* Tâches à réaliser
1. Restituez tel quel le passage du texte sur le jeune macareux de Purbeck qui s'ouvre sur les mots contenant « Le 7 juillet, après » et se clôt sur « attentif d’un parent. ».
2. Rédigez la suite du texte sur le jeune macareux de Purbeck, en reprenant après sa dernière phrase.

Sur la côte de Purbeck, des bénévoles ont surpris un jeune macareux au pied des falaises. Cette observation inédite depuis trente ans confirme la présence d’un nid fertile sur le littoral sud de l’Angleterre. Un signal encourageant pour la préservation de l’espèce.

Une surveillance de quinze semaines sur les falaises de Purbeck récompense la patience des ornithologues
Treize passionnés du Purbeck Natural History Forum ont arpenté les rochers escarpés près de Swanage durant près de quatre mois. En avril, la présence de six oiseaux adultes laissait espérer un retour de la reproduction sur ce territoire côtier historique.
L’effort collectif a pris tout son sens avec des allers-retours réguliers d’adultes transportant du poisson vers des cavités rocheuses. L’équipe a calculé avec soin les dates probables d’éclosion afin d’organiser une expédition ciblée au pied des parois.
Le 7 juillet, après plusieurs heures d’attente à bord d’un bateau, le petit animal s’est montré vers 19 heures. Âgé d’environ 38 jours, ce poussin s’est brièvement aventuré hors de sa cachette sous l’œil attentif d’un parent.
Un départ immédiat vers le large qui repousse la prochaine étape de nidification à 2030
Selon l’ornithologue Richard Caldow, le jeune oiseau a gagné l’océan dès la nuit suivante pour entamer sa vie solitaire. Ces volatiles abandonnent rapidement le nid familial sans attendre un quelconque ravitaillement supplémentaire de la part des géniteurs.

* Section des données
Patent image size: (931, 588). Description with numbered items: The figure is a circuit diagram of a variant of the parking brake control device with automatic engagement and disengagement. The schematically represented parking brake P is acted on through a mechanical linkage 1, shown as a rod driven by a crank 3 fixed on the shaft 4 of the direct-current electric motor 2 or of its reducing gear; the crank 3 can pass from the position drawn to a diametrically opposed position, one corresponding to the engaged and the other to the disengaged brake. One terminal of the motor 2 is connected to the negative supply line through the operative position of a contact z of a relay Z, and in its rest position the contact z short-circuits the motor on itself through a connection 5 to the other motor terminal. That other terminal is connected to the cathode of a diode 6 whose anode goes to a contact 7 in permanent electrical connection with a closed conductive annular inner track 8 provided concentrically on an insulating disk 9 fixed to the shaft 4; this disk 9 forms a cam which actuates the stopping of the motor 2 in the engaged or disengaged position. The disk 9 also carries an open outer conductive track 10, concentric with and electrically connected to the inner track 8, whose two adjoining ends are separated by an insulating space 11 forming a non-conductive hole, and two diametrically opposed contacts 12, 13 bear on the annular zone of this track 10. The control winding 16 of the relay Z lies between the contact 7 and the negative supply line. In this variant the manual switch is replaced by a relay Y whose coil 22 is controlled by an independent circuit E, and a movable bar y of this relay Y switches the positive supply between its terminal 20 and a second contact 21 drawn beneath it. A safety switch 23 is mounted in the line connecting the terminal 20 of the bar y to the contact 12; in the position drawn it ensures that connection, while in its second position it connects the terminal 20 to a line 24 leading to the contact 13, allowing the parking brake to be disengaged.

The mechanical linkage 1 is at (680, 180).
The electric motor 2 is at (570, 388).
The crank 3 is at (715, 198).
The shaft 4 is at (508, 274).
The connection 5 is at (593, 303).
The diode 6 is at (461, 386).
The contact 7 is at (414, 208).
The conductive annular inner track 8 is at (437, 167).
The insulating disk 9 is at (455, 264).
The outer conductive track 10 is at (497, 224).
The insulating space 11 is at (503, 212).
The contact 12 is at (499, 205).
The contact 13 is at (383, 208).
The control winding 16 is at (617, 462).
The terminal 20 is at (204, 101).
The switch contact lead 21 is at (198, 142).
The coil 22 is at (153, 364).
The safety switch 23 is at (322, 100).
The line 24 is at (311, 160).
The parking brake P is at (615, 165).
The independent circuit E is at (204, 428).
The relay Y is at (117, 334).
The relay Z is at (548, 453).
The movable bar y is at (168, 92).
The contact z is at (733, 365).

* Corrigé de l'exercice
1.
Le 7 juillet, après plusieurs heures d’attente à bord d’un bateau, le petit animal s’est montré vers 19 heures. Âgé d’environ 38 jours, ce poussin s’est brièvement aventuré hors de sa cachette sous l’œil attentif d’un parent.

2.
Le juvénile restera en mer durant au moins deux années complètes avant d’approcher à nouveau les reliefs rocheux. Les biologistes n’espèrent pas assister à une première tentative de reproduction de sa part avant l’année 2030.
De la colonie prospère du siècle dernier à la survie de trois couples reproducteurs
Le secteur de Purbeck représente l’ultime zone de nidification régulière pour l’espèce sur le littoral du sud de l’Angleterre. Durant les années 1950, environ 80 spécimens fréquentaient assidûment ces falaises avant un effondrement progressif de la population.
Aujourd’hui, la colonie ne compte plus que trois couples en âge de procréer. L’absence totale de jeunes observés durant trois décennies laissait craindre une extinction définitive sur ce point géographique crucial pour la biodiversité britannique.
L’envol réussi d’un poussin confirme que ces oiseaux peuvent encore pondre des œufs fertiles et trouver suffisamment de nourritures marines. Ce succès ponctuel démontre que l’habitat conserve des conditions favorables à la naissance des poussins.
Des caméras solaires implantées dans la roche pour percer le mystère du déclin
Pour comprendre les pertes récurrentes d’œufs, l’organisme National Trust analyse plusieurs menaces potentielles comme la présence de rats, la prédation par les faucons pèlerins ou le changement climatique. L’évaluation de ces facteurs reste prioritaire pour concevoir des mesures adaptées.
Des appareils photographiques dotés de détecteurs de mouvement et alimentés par l’énergie solaire ont été placés à deux mètres de profondeur dans les failles. Selon Ben Cooke, l’étude approfondie des images permettra d’ajuster les actions de protection.